REQUEST: Write the records below out in full, character for character, with no pictures.

RECORDS FOR THIS EXERCISE:

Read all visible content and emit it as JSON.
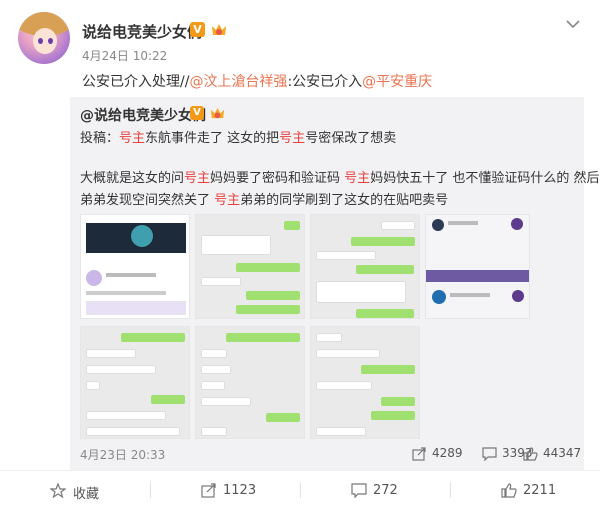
{
  "post": {
    "author": "说给电竞美少女们",
    "date": "4月24日 10:22",
    "text_prefix": "公安已介入处理//",
    "mention1": "@汶上滄台祥强",
    "text_mid": ":公安已介入",
    "mention2": "@平安重庆"
  },
  "repost": {
    "author": "@说给电竞美少女们",
    "line1": [
      "投稿：",
      "号主",
      "东航事件走了 这女的把",
      "号主",
      "号密保改了想卖"
    ],
    "line2": [
      "大概就是这女的问",
      "号主",
      "妈妈要了密码和验证码 ",
      "号主",
      "妈妈快五十了 也不懂验证码什么的 然后",
      "号主"
    ],
    "line3": [
      "弟弟发现空间突然关了 ",
      "号主",
      "弟弟的同学刷到了这女的在贴吧卖号"
    ],
    "date": "4月23日 20:33",
    "shares": "4289",
    "comments": "3393",
    "likes": "44347"
  },
  "actions": {
    "favorite": "收藏",
    "share": "1123",
    "comment": "272",
    "like": "2211"
  },
  "colors": {
    "link": "#eb7350",
    "highlight": "#eb4040",
    "badge": "#f29a17",
    "repost_bg": "#f2f2f5"
  }
}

CORRECT RESULT:
Read all visible content and emit it as JSON.
{
  "post": {
    "author": "说给电竞美少女们",
    "date": "4月24日 10:22",
    "text_prefix": "公安已介入处理//",
    "mention1": "@汶上滄台祥强",
    "text_mid": ":公安已介入",
    "mention2": "@平安重庆"
  },
  "repost": {
    "author": "@说给电竞美少女们",
    "line1": [
      "投稿：",
      "号主",
      "东航事件走了 这女的把",
      "号主",
      "号密保改了想卖"
    ],
    "line2": [
      "大概就是这女的问",
      "号主",
      "妈妈要了密码和验证码 ",
      "号主",
      "妈妈快五十了 也不懂验证码什么的 然后",
      "号主"
    ],
    "line3": [
      "弟弟发现空间突然关了 ",
      "号主",
      "弟弟的同学刷到了这女的在贴吧卖号"
    ],
    "date": "4月23日 20:33",
    "shares": "4289",
    "comments": "3393",
    "likes": "44347"
  },
  "actions": {
    "favorite": "收藏",
    "share": "1123",
    "comment": "272",
    "like": "2211"
  },
  "colors": {
    "link": "#eb7350",
    "highlight": "#eb4040",
    "badge": "#f29a17",
    "repost_bg": "#f2f2f5"
  }
}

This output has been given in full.